### Dataset entries
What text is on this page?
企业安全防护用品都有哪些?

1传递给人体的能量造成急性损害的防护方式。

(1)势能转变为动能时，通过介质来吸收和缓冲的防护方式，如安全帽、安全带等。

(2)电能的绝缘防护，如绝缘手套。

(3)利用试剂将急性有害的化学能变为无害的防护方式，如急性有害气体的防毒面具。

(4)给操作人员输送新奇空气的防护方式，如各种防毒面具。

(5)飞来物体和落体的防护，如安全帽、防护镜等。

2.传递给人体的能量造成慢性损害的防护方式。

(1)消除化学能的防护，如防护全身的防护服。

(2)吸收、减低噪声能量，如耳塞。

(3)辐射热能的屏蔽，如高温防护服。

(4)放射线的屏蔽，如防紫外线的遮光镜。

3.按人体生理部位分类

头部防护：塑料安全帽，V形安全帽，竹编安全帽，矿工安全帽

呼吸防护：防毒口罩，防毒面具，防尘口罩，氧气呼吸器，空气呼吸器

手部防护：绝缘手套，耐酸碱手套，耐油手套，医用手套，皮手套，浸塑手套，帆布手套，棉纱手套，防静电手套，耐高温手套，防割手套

### Exercise details
Produce an exact copy of all the records.

### Response to the task
What text is on this page?
企业安全防护用品都有哪些?

1传递给人体的能量造成急性损害的防护方式。

(1)势能转变为动能时，通过介质来吸收和缓冲的防护方式，如安全帽、安全带等。

(2)电能的绝缘防护，如绝缘手套。

(3)利用试剂将急性有害的化学能变为无害的防护方式，如急性有害气体的防毒面具。

(4)给操作人员输送新奇空气的防护方式，如各种防毒面具。

(5)飞来物体和落体的防护，如安全帽、防护镜等。

2.传递给人体的能量造成慢性损害的防护方式。

(1)消除化学能的防护，如防护全身的防护服。

(2)吸收、减低噪声能量，如耳塞。

(3)辐射热能的屏蔽，如高温防护服。

(4)放射线的屏蔽，如防紫外线的遮光镜。

3.按人体生理部位分类

头部防护：塑料安全帽，V形安全帽，竹编安全帽，矿工安全帽

呼吸防护：防毒口罩，防毒面具，防尘口罩，氧气呼吸器，空气呼吸器

手部防护：绝缘手套，耐酸碱手套，耐油手套，医用手套，皮手套，浸塑手套，帆布手套，棉纱手套，防静电手套，耐高温手套，防割手套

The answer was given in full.